Data records »
↓

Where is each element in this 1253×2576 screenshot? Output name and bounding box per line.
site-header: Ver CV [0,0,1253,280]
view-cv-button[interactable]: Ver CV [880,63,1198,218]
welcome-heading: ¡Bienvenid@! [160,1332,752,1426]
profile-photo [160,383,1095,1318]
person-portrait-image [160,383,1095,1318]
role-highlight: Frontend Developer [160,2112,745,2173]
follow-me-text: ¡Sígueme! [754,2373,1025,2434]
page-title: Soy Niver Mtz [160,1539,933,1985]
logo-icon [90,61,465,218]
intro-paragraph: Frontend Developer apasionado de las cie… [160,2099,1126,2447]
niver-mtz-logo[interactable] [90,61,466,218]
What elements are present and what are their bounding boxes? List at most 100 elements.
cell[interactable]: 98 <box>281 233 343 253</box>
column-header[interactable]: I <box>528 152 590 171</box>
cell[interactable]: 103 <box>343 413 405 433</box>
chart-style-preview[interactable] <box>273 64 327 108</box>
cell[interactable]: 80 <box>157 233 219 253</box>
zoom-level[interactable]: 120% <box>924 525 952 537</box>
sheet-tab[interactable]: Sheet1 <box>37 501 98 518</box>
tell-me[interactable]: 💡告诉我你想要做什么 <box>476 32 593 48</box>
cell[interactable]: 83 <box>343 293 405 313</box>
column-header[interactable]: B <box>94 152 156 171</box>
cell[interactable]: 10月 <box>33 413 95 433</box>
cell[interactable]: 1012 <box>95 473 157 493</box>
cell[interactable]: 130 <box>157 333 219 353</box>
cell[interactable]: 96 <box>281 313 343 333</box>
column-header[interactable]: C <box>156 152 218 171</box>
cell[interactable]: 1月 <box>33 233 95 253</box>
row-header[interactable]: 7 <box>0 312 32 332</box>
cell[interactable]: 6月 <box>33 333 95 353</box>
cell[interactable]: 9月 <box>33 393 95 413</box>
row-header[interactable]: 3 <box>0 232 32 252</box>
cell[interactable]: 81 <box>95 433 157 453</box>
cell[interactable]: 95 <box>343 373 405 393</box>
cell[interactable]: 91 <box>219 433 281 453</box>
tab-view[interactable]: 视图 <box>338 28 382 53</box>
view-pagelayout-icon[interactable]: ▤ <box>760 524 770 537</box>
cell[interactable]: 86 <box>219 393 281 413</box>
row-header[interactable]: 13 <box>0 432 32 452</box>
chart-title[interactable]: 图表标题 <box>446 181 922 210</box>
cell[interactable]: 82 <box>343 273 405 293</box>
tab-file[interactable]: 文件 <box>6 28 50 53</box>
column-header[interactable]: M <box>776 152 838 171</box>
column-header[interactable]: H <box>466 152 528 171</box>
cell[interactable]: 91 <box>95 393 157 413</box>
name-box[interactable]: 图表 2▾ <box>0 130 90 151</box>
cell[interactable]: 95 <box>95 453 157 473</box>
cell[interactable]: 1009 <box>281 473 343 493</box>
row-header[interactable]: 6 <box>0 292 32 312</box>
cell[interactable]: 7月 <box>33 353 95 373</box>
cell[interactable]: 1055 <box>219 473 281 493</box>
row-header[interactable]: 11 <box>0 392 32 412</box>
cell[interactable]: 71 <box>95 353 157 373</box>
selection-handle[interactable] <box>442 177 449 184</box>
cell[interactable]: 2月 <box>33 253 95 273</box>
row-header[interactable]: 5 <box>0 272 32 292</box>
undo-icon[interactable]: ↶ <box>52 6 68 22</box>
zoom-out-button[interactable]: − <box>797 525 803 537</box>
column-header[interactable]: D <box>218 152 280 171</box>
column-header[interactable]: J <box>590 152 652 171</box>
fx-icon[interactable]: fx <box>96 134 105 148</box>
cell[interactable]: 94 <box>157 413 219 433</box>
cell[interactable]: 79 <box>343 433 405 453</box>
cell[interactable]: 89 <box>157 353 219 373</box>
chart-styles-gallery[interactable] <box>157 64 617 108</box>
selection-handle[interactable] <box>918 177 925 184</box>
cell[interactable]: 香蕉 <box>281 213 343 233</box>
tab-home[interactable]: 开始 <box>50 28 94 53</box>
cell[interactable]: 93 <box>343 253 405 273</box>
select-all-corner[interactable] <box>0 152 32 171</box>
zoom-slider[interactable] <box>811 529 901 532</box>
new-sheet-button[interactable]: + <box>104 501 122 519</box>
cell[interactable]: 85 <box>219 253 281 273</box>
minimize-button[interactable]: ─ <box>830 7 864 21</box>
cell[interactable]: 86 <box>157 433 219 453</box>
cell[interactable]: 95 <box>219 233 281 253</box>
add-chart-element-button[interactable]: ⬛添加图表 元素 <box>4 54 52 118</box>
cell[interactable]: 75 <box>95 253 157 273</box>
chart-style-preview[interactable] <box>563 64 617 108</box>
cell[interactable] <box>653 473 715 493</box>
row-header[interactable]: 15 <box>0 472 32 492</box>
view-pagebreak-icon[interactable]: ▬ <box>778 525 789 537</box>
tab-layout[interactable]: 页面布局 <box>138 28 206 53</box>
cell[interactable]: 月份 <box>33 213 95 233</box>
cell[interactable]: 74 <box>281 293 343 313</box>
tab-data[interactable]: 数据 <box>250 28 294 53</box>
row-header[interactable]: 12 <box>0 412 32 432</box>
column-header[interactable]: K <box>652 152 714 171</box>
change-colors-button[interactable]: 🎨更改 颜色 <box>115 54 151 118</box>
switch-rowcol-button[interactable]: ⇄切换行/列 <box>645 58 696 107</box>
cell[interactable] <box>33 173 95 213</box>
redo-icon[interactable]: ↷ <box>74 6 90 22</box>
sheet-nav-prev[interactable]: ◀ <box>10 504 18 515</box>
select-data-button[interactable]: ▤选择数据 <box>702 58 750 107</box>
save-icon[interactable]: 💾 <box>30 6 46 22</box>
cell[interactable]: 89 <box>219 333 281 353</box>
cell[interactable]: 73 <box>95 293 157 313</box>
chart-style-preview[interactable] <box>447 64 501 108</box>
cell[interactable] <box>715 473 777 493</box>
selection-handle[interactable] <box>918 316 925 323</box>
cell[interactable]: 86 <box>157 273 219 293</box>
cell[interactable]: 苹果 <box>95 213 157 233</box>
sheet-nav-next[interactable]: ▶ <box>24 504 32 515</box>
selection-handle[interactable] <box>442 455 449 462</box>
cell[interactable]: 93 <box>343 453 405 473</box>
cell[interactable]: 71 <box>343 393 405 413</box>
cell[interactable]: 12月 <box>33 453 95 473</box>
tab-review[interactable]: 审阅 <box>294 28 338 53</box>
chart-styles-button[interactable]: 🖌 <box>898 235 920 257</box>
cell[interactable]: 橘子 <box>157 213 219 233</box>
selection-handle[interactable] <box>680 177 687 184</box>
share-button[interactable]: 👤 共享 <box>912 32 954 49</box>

↑

Your goal » Output every line of the rows above as a JSON list of strings, with one string per line and blank lines left out.

Response for this exercise »
[
  "Where is each element in this 1253×2576 screenshot? Output name and bounding box per line.",
  "site-header: Ver CV [0,0,1253,280]",
  "view-cv-button[interactable]: Ver CV [880,63,1198,218]",
  "welcome-heading: ¡Bienvenid@! [160,1332,752,1426]",
  "profile-photo [160,383,1095,1318]",
  "person-portrait-image [160,383,1095,1318]",
  "role-highlight: Frontend Developer [160,2112,745,2173]",
  "follow-me-text: ¡Sígueme! [754,2373,1025,2434]",
  "page-title: Soy Niver Mtz [160,1539,933,1985]",
  "logo-icon [90,61,465,218]",
  "intro-paragraph: Frontend Developer apasionado de las cie… [160,2099,1126,2447]",
  "niver-mtz-logo[interactable] [90,61,466,218]",
  "What elements are present and what are their bounding boxes? List at most 100 elements.",
  "cell[interactable]: 98 <box>281 233 343 253</box>",
  "column-header[interactable]: I <box>528 152 590 171</box>",
  "cell[interactable]: 103 <box>343 413 405 433</box>",
  "chart-style-preview[interactable] <box>273 64 327 108</box>",
  "cell[interactable]: 80 <box>157 233 219 253</box>",
  "zoom-level[interactable]: 120% <box>924 525 952 537</box>",
  "sheet-tab[interactable]: Sheet1 <box>37 501 98 518</box>",
  "tell-me[interactable]: 💡告诉我你想要做什么 <box>476 32 593 48</box>",
  "cell[interactable]: 83 <box>343 293 405 313</box>",
  "column-header[interactable]: B <box>94 152 156 171</box>",
  "cell[interactable]: 10月 <box>33 413 95 433</box>",
  "cell[interactable]: 1012 <box>95 473 157 493</box>",
  "cell[interactable]: 130 <box>157 333 219 353</box>",
  "cell[interactable]: 96 <box>281 313 343 333</box>",
  "column-header[interactable]: C <box>156 152 218 171</box>",
  "cell[interactable]: 1月 <box>33 233 95 253</box>",
  "row-header[interactable]: 7 <box>0 312 32 332</box>",
  "cell[interactable]: 6月 <box>33 333 95 353</box>",
  "cell[interactable]: 9月 <box>33 393 95 413</box>",
  "row-header[interactable]: 3 <box>0 232 32 252</box>",
  "cell[interactable]: 81 <box>95 433 157 453</box>",
  "cell[interactable]: 95 <box>343 373 405 393</box>",
  "cell[interactable]: 91 <box>219 433 281 453</box>",
  "tab-view[interactable]: 视图 <box>338 28 382 53</box>",
  "view-pagelayout-icon[interactable]: ▤ <box>760 524 770 537</box>",
  "cell[interactable]: 86 <box>219 393 281 413</box>",
  "row-header[interactable]: 13 <box>0 432 32 452</box>",
  "chart-title[interactable]: 图表标题 <box>446 181 922 210</box>",
  "cell[interactable]: 82 <box>343 273 405 293</box>",
  "tab-file[interactable]: 文件 <box>6 28 50 53</box>",
  "column-header[interactable]: M <box>776 152 838 171</box>",
  "column-header[interactable]: H <box>466 152 528 171</box>",
  "cell[interactable]: 91 <box>95 393 157 413</box>",
  "name-box[interactable]: 图表 2▾ <box>0 130 90 151</box>",
  "cell[interactable]: 95 <box>95 453 157 473</box>",
  "cell[interactable]: 1009 <box>281 473 343 493</box>",
  "row-header[interactable]: 6 <box>0 292 32 312</box>",
  "cell[interactable]: 7月 <box>33 353 95 373</box>",
  "cell[interactable]: 1055 <box>219 473 281 493</box>",
  "row-header[interactable]: 11 <box>0 392 32 412</box>",
  "cell[interactable]: 71 <box>95 353 157 373</box>",
  "selection-handle[interactable] <box>442 177 449 184</box>",
  "cell[interactable]: 2月 <box>33 253 95 273</box>",
  "row-header[interactable]: 5 <box>0 272 32 292</box>",
  "undo-icon[interactable]: ↶ <box>52 6 68 22</box>",
  "zoom-out-button[interactable]: − <box>797 525 803 537</box>",
  "column-header[interactable]: D <box>218 152 280 171</box>",
  "column-header[interactable]: J <box>590 152 652 171</box>",
  "fx-icon[interactable]: fx <box>96 134 105 148</box>",
  "cell[interactable]: 94 <box>157 413 219 433</box>",
  "cell[interactable]: 79 <box>343 433 405 453</box>",
  "cell[interactable]: 89 <box>157 353 219 373</box>",
  "chart-styles-gallery[interactable] <box>157 64 617 108</box>",
  "selection-handle[interactable] <box>918 177 925 184</box>",
  "cell[interactable]: 香蕉 <box>281 213 343 233</box>",
  "tab-home[interactable]: 开始 <box>50 28 94 53</box>",
  "cell[interactable]: 93 <box>343 253 405 273</box>",
  "select-all-corner[interactable] <box>0 152 32 171</box>",
  "zoom-slider[interactable] <box>811 529 901 532</box>",
  "new-sheet-button[interactable]: + <box>104 501 122 519</box>",
  "cell[interactable]: 85 <box>219 253 281 273</box>",
  "minimize-button[interactable]: ─ <box>830 7 864 21</box>",
  "cell[interactable]: 86 <box>157 433 219 453</box>",
  "cell[interactable]: 95 <box>219 233 281 253</box>",
  "add-chart-element-button[interactable]: ⬛添加图表 元素 <box>4 54 52 118</box>",
  "cell[interactable]: 75 <box>95 253 157 273</box>",
  "chart-style-preview[interactable] <box>563 64 617 108</box>",
  "cell[interactable] <box>653 473 715 493</box>",
  "row-header[interactable]: 15 <box>0 472 32 492</box>",
  "view-pagebreak-icon[interactable]: ▬ <box>778 525 789 537</box>",
  "tab-layout[interactable]: 页面布局 <box>138 28 206 53</box>",
  "cell[interactable]: 月份 <box>33 213 95 233</box>",
  "cell[interactable]: 74 <box>281 293 343 313</box>",
  "tab-data[interactable]: 数据 <box>250 28 294 53</box>",
  "row-header[interactable]: 12 <box>0 412 32 432</box>",
  "column-header[interactable]: K <box>652 152 714 171</box>",
  "change-colors-button[interactable]: 🎨更改 颜色 <box>115 54 151 118</box>",
  "switch-rowcol-button[interactable]: ⇄切换行/列 <box>645 58 696 107</box>",
  "cell[interactable] <box>33 173 95 213</box>",
  "redo-icon[interactable]: ↷ <box>74 6 90 22</box>",
  "sheet-nav-prev[interactable]: ◀ <box>10 504 18 515</box>",
  "select-data-button[interactable]: ▤选择数据 <box>702 58 750 107</box>",
  "save-icon[interactable]: 💾 <box>30 6 46 22</box>",
  "cell[interactable]: 89 <box>219 333 281 353</box>",
  "cell[interactable]: 73 <box>95 293 157 313</box>",
  "chart-style-preview[interactable] <box>447 64 501 108</box>",
  "cell[interactable] <box>715 473 777 493</box>",
  "selection-handle[interactable] <box>918 316 925 323</box>",
  "cell[interactable]: 86 <box>157 273 219 293</box>",
  "cell[interactable]: 苹果 <box>95 213 157 233</box>",
  "sheet-nav-next[interactable]: ▶ <box>24 504 32 515</box>",
  "selection-handle[interactable] <box>442 455 449 462</box>",
  "cell[interactable]: 93 <box>343 453 405 473</box>",
  "cell[interactable]: 71 <box>343 393 405 413</box>",
  "cell[interactable]: 12月 <box>33 453 95 473</box>",
  "tab-review[interactable]: 审阅 <box>294 28 338 53</box>",
  "chart-styles-button[interactable]: 🖌 <box>898 235 920 257</box>",
  "cell[interactable]: 橘子 <box>157 213 219 233</box>",
  "selection-handle[interactable] <box>680 177 687 184</box>",
  "share-button[interactable]: 👤 共享 <box>912 32 954 49</box>"
]